+++ RECORDS FOR THIS EXERCISE
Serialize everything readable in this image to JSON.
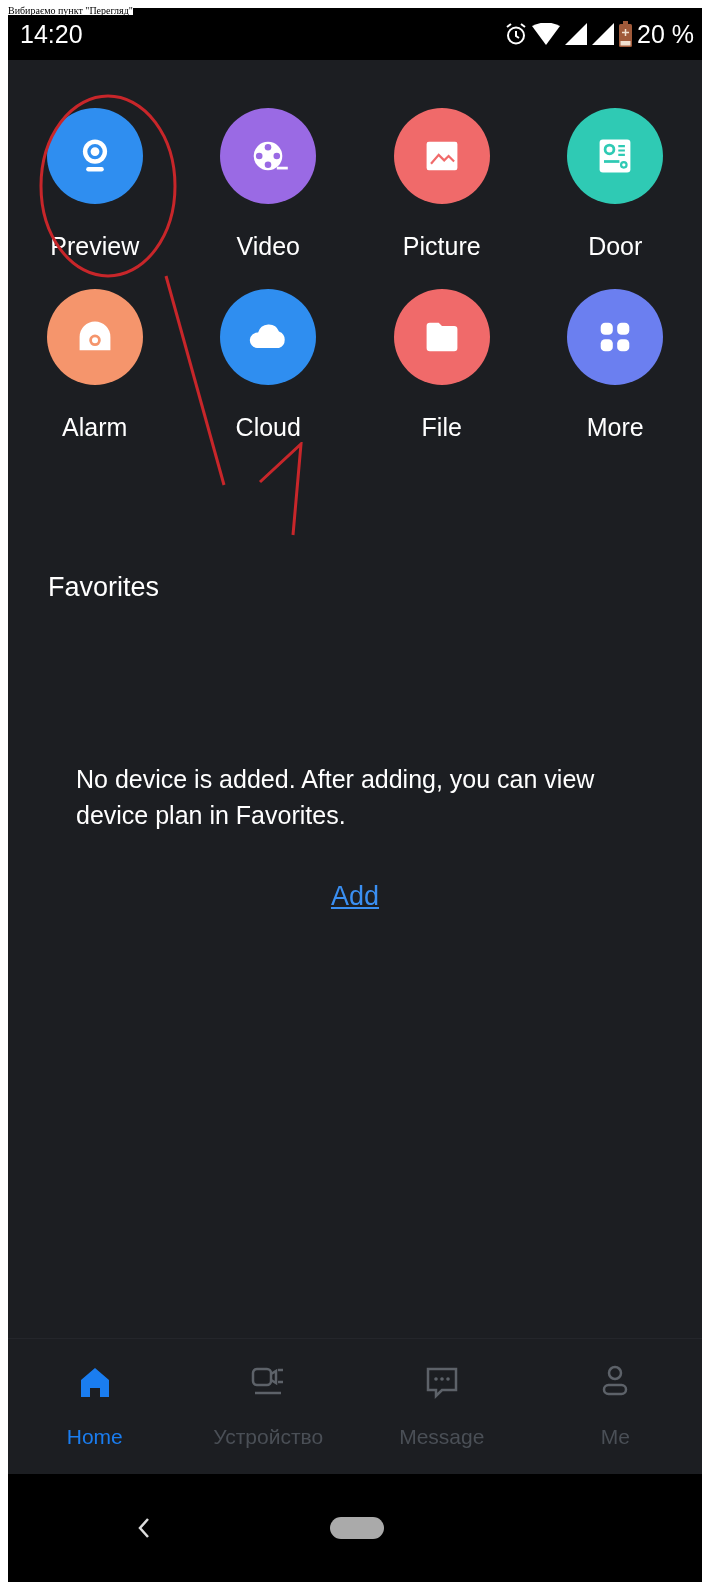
{
  "caption": "Вибираємо пункт \"Перегляд\"",
  "status_bar": {
    "time": "14:20",
    "battery": "20 %"
  },
  "shortcuts": [
    {
      "kind": "camera",
      "label": "Preview",
      "color": "#2f8ef0"
    },
    {
      "kind": "film",
      "label": "Video",
      "color": "#9a6ae4"
    },
    {
      "kind": "image",
      "label": "Picture",
      "color": "#f06a6a"
    },
    {
      "kind": "intercom",
      "label": "Door",
      "color": "#2fcab4"
    },
    {
      "kind": "alarm",
      "label": "Alarm",
      "color": "#f5956c"
    },
    {
      "kind": "cloud",
      "label": "Cloud",
      "color": "#2f8ef0"
    },
    {
      "kind": "folder",
      "label": "File",
      "color": "#f06a6a"
    },
    {
      "kind": "grid",
      "label": "More",
      "color": "#6b7ff0"
    }
  ],
  "favorites": {
    "title": "Favorites",
    "empty_message": "No device is added. After adding, you can view device plan in Favorites.",
    "add_link": "Add"
  },
  "tabs": [
    {
      "kind": "home",
      "label": "Home",
      "selected": true
    },
    {
      "kind": "device",
      "label": "Устройство",
      "selected": false
    },
    {
      "kind": "message",
      "label": "Message",
      "selected": false
    },
    {
      "kind": "me",
      "label": "Me",
      "selected": false
    }
  ]
}
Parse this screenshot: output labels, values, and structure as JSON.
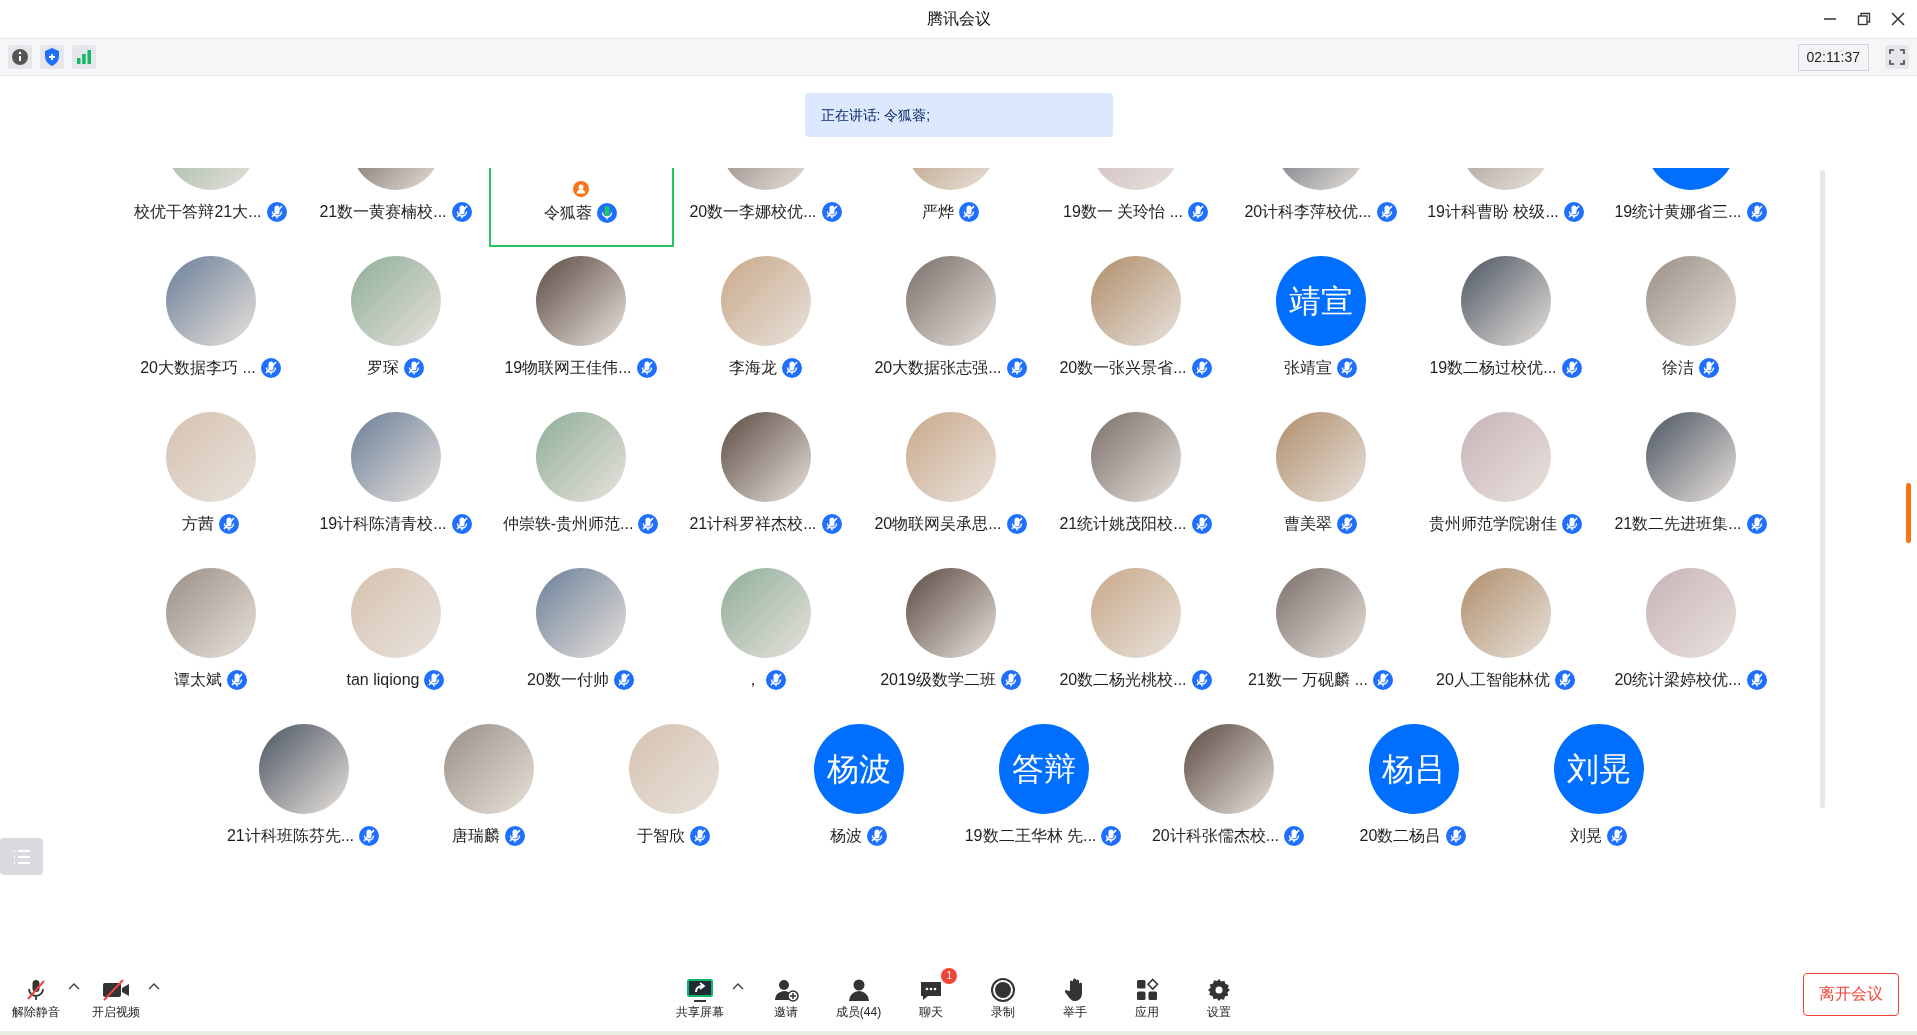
++++++
▶ [SHORT TASK]: Gather each line that holds "JSON".

▶ [EXERCISE RESPONSE]:
Serialize everything readable in this image to JSON.
Parse this screenshot: output labels, values, and structure as JSON.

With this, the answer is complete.